++++ GIVEN ENTRIES ++++

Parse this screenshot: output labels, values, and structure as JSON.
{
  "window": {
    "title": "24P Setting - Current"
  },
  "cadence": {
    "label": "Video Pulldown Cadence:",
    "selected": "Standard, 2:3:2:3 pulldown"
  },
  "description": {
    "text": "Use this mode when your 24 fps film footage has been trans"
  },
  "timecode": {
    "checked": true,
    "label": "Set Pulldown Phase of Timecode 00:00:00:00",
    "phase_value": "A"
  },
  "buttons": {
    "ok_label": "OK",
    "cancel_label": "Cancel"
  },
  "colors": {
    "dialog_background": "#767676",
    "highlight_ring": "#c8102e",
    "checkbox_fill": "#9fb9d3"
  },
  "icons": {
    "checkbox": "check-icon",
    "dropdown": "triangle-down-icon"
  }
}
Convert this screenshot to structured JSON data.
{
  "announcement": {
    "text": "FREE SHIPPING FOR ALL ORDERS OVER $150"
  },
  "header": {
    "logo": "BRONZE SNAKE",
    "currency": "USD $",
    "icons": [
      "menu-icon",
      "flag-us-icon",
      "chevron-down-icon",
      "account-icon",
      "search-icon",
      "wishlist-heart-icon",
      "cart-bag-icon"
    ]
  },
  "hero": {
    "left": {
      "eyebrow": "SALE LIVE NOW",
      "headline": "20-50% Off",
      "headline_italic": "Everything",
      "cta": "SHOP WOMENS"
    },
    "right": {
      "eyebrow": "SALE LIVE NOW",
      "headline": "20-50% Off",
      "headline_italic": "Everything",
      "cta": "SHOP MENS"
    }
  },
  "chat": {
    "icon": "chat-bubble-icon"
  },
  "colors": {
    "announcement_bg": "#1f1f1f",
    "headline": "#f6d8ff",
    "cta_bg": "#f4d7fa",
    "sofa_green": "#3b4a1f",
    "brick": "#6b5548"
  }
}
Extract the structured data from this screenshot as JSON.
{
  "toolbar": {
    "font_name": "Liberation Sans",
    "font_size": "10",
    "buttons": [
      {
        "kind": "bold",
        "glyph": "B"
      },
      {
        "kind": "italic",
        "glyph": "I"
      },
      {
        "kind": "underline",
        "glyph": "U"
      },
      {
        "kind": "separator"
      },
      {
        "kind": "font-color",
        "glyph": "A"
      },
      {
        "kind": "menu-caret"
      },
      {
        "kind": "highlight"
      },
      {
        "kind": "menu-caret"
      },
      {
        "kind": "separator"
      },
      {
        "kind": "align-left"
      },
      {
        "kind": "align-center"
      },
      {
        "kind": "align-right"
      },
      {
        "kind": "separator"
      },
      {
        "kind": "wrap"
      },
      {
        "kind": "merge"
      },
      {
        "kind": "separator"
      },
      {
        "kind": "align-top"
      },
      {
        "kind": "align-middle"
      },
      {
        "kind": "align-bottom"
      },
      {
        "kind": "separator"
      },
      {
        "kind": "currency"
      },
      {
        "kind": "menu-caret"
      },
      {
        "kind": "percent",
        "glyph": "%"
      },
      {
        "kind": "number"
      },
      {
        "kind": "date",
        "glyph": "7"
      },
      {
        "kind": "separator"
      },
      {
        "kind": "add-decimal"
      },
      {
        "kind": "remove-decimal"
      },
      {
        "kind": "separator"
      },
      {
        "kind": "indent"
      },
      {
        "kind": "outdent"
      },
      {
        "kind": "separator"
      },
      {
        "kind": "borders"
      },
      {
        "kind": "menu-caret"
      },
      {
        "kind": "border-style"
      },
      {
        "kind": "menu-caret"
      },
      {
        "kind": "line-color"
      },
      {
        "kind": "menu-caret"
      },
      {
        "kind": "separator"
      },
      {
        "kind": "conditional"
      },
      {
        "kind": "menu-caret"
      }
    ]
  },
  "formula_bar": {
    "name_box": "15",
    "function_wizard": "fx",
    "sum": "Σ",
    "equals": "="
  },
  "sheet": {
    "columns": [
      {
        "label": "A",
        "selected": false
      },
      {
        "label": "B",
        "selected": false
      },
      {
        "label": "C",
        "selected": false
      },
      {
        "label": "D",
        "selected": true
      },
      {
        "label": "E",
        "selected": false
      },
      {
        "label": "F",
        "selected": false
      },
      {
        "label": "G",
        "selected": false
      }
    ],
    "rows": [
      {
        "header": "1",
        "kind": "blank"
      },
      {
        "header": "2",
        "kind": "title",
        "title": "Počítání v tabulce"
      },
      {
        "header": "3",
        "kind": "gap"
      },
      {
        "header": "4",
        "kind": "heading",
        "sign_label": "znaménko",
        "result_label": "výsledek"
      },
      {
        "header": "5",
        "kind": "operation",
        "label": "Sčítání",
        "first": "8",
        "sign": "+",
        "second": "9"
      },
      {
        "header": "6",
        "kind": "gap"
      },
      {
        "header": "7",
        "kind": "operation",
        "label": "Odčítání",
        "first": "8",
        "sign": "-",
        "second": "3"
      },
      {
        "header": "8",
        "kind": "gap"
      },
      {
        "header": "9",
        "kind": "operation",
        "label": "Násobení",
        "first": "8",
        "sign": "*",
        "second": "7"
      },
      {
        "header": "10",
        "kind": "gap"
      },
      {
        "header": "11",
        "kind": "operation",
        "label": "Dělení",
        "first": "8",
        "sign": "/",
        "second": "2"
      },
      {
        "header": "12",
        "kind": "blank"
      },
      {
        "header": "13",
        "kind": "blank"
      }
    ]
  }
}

++++

### AIM OF THE EXERCISE
Each line of the material above must be retyped precisely.

### ANSWER TO THE TASK
Parse this screenshot: output labels, values, and structure as JSON.
{
  "window": {
    "title": "24P Setting - Current"
  },
  "cadence": {
    "label": "Video Pulldown Cadence:",
    "selected": "Standard, 2:3:2:3 pulldown"
  },
  "description": {
    "text": "Use this mode when your 24 fps film footage has been trans"
  },
  "timecode": {
    "checked": true,
    "label": "Set Pulldown Phase of Timecode 00:00:00:00",
    "phase_value": "A"
  },
  "buttons": {
    "ok_label": "OK",
    "cancel_label": "Cancel"
  },
  "colors": {
    "dialog_background": "#767676",
    "highlight_ring": "#c8102e",
    "checkbox_fill": "#9fb9d3"
  },
  "icons": {
    "checkbox": "check-icon",
    "dropdown": "triangle-down-icon"
  }
}
Convert this screenshot to structured JSON data.
{
  "announcement": {
    "text": "FREE SHIPPING FOR ALL ORDERS OVER $150"
  },
  "header": {
    "logo": "BRONZE SNAKE",
    "currency": "USD $",
    "icons": [
      "menu-icon",
      "flag-us-icon",
      "chevron-down-icon",
      "account-icon",
      "search-icon",
      "wishlist-heart-icon",
      "cart-bag-icon"
    ]
  },
  "hero": {
    "left": {
      "eyebrow": "SALE LIVE NOW",
      "headline": "20-50% Off",
      "headline_italic": "Everything",
      "cta": "SHOP WOMENS"
    },
    "right": {
      "eyebrow": "SALE LIVE NOW",
      "headline": "20-50% Off",
      "headline_italic": "Everything",
      "cta": "SHOP MENS"
    }
  },
  "chat": {
    "icon": "chat-bubble-icon"
  },
  "colors": {
    "announcement_bg": "#1f1f1f",
    "headline": "#f6d8ff",
    "cta_bg": "#f4d7fa",
    "sofa_green": "#3b4a1f",
    "brick": "#6b5548"
  }
}
Extract the structured data from this screenshot as JSON.
{
  "toolbar": {
    "font_name": "Liberation Sans",
    "font_size": "10",
    "buttons": [
      {
        "kind": "bold",
        "glyph": "B"
      },
      {
        "kind": "italic",
        "glyph": "I"
      },
      {
        "kind": "underline",
        "glyph": "U"
      },
      {
        "kind": "separator"
      },
      {
        "kind": "font-color",
        "glyph": "A"
      },
      {
        "kind": "menu-caret"
      },
      {
        "kind": "highlight"
      },
      {
        "kind": "menu-caret"
      },
      {
        "kind": "separator"
      },
      {
        "kind": "align-left"
      },
      {
        "kind": "align-center"
      },
      {
        "kind": "align-right"
      },
      {
        "kind": "separator"
      },
      {
        "kind": "wrap"
      },
      {
        "kind": "merge"
      },
      {
        "kind": "separator"
      },
      {
        "kind": "align-top"
      },
      {
        "kind": "align-middle"
      },
      {
        "kind": "align-bottom"
      },
      {
        "kind": "separator"
      },
      {
        "kind": "currency"
      },
      {
        "kind": "menu-caret"
      },
      {
        "kind": "percent",
        "glyph": "%"
      },
      {
        "kind": "number"
      },
      {
        "kind": "date",
        "glyph": "7"
      },
      {
        "kind": "separator"
      },
      {
        "kind": "add-decimal"
      },
      {
        "kind": "remove-decimal"
      },
      {
        "kind": "separator"
      },
      {
        "kind": "indent"
      },
      {
        "kind": "outdent"
      },
      {
        "kind": "separator"
      },
      {
        "kind": "borders"
      },
      {
        "kind": "menu-caret"
      },
      {
        "kind": "border-style"
      },
      {
        "kind": "menu-caret"
      },
      {
        "kind": "line-color"
      },
      {
        "kind": "menu-caret"
      },
      {
        "kind": "separator"
      },
      {
        "kind": "conditional"
      },
      {
        "kind": "menu-caret"
      }
    ]
  },
  "formula_bar": {
    "name_box": "15",
    "function_wizard": "fx",
    "sum": "Σ",
    "equals": "="
  },
  "sheet": {
    "columns": [
      {
        "label": "A",
        "selected": false
      },
      {
        "label": "B",
        "selected": false
      },
      {
        "label": "C",
        "selected": false
      },
      {
        "label": "D",
        "selected": true
      },
      {
        "label": "E",
        "selected": false
      },
      {
        "label": "F",
        "selected": false
      },
      {
        "label": "G",
        "selected": false
      }
    ],
    "rows": [
      {
        "header": "1",
        "kind": "blank"
      },
      {
        "header": "2",
        "kind": "title",
        "title": "Počítání v tabulce"
      },
      {
        "header": "3",
        "kind": "gap"
      },
      {
        "header": "4",
        "kind": "heading",
        "sign_label": "znaménko",
        "result_label": "výsledek"
      },
      {
        "header": "5",
        "kind": "operation",
        "label": "Sčítání",
        "first": "8",
        "sign": "+",
        "second": "9"
      },
      {
        "header": "6",
        "kind": "gap"
      },
      {
        "header": "7",
        "kind": "operation",
        "label": "Odčítání",
        "first": "8",
        "sign": "-",
        "second": "3"
      },
      {
        "header": "8",
        "kind": "gap"
      },
      {
        "header": "9",
        "kind": "operation",
        "label": "Násobení",
        "first": "8",
        "sign": "*",
        "second": "7"
      },
      {
        "header": "10",
        "kind": "gap"
      },
      {
        "header": "11",
        "kind": "operation",
        "label": "Dělení",
        "first": "8",
        "sign": "/",
        "second": "2"
      },
      {
        "header": "12",
        "kind": "blank"
      },
      {
        "header": "13",
        "kind": "blank"
      }
    ]
  }
}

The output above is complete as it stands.